(Records from a data source)
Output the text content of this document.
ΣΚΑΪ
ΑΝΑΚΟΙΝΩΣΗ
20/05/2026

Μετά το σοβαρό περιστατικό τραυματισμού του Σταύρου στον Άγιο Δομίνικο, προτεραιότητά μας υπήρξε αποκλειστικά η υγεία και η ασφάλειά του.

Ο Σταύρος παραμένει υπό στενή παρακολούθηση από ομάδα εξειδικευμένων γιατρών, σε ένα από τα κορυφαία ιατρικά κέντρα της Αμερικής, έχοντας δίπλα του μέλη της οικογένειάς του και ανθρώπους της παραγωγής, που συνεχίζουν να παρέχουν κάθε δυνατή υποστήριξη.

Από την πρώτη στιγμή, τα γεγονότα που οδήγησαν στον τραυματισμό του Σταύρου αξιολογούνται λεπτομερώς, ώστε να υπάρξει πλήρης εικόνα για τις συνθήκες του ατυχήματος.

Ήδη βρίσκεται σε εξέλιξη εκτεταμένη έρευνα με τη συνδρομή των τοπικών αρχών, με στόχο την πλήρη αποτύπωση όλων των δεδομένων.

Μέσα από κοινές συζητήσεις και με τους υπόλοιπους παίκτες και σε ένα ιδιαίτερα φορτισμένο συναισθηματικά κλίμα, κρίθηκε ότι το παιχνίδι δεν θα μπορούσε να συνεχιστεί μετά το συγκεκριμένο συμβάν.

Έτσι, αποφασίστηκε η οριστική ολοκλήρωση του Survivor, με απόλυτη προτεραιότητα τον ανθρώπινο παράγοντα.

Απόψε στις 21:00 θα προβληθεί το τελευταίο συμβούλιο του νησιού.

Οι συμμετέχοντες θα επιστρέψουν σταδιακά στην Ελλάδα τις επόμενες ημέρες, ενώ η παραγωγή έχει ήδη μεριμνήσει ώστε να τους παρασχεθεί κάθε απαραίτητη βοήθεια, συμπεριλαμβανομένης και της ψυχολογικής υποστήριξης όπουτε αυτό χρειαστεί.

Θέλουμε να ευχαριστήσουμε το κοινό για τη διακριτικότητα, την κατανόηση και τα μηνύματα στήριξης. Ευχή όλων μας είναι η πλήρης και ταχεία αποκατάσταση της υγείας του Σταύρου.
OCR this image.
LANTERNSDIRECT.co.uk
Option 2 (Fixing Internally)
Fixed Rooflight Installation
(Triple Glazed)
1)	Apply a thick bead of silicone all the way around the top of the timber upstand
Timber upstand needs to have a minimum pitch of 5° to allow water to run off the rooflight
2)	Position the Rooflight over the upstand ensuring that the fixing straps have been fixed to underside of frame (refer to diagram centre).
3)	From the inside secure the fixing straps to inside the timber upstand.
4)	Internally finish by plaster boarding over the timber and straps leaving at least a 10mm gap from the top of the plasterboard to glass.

Exercise directions: Go through the records above, find every line with the word "όλων", and list those lines.

Reply:
Ήδη βρίσκεται σε εξέλιξη εκτεταμένη έρευνα με τη συνδρομή των τοπικών αρχών, με στόχο την πλήρη αποτύπωση όλων των δεδομένων.
Θέλουμε να ευχαριστήσουμε το κοινό για τη διακριτικότητα, την κατανόηση και τα μηνύματα στήριξης. Ευχή όλων μας είναι η πλήρης και ταχεία αποκατάσταση της υγείας του Σταύρου.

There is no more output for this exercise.